(STATED PROBLEM)
Please quote the material exactly, every line of it.

(Extracted data entries)
__________

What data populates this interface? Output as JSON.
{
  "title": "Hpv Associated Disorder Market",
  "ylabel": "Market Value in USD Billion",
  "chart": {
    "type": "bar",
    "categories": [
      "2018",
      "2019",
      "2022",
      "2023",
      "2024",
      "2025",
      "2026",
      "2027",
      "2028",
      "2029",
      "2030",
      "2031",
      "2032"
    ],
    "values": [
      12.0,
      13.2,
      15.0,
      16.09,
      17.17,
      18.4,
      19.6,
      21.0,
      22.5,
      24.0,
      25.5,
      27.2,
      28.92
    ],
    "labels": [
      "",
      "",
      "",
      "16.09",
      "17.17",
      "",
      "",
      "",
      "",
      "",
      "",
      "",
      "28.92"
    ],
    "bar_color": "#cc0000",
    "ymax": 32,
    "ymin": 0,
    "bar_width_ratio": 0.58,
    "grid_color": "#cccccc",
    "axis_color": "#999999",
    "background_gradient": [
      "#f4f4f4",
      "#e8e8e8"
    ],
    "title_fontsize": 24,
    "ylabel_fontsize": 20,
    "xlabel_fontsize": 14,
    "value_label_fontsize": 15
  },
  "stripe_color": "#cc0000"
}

__________

(EXERCISE RESULT)
What data populates this interface? Output as JSON.
{
  "title": "Hpv Associated Disorder Market",
  "ylabel": "Market Value in USD Billion",
  "chart": {
    "type": "bar",
    "categories": [
      "2018",
      "2019",
      "2022",
      "2023",
      "2024",
      "2025",
      "2026",
      "2027",
      "2028",
      "2029",
      "2030",
      "2031",
      "2032"
    ],
    "values": [
      12.0,
      13.2,
      15.0,
      16.09,
      17.17,
      18.4,
      19.6,
      21.0,
      22.5,
      24.0,
      25.5,
      27.2,
      28.92
    ],
    "labels": [
      "",
      "",
      "",
      "16.09",
      "17.17",
      "",
      "",
      "",
      "",
      "",
      "",
      "",
      "28.92"
    ],
    "bar_color": "#cc0000",
    "ymax": 32,
    "ymin": 0,
    "bar_width_ratio": 0.58,
    "grid_color": "#cccccc",
    "axis_color": "#999999",
    "background_gradient": [
      "#f4f4f4",
      "#e8e8e8"
    ],
    "title_fontsize": 24,
    "ylabel_fontsize": 20,
    "xlabel_fontsize": 14,
    "value_label_fontsize": 15
  },
  "stripe_color": "#cc0000"
}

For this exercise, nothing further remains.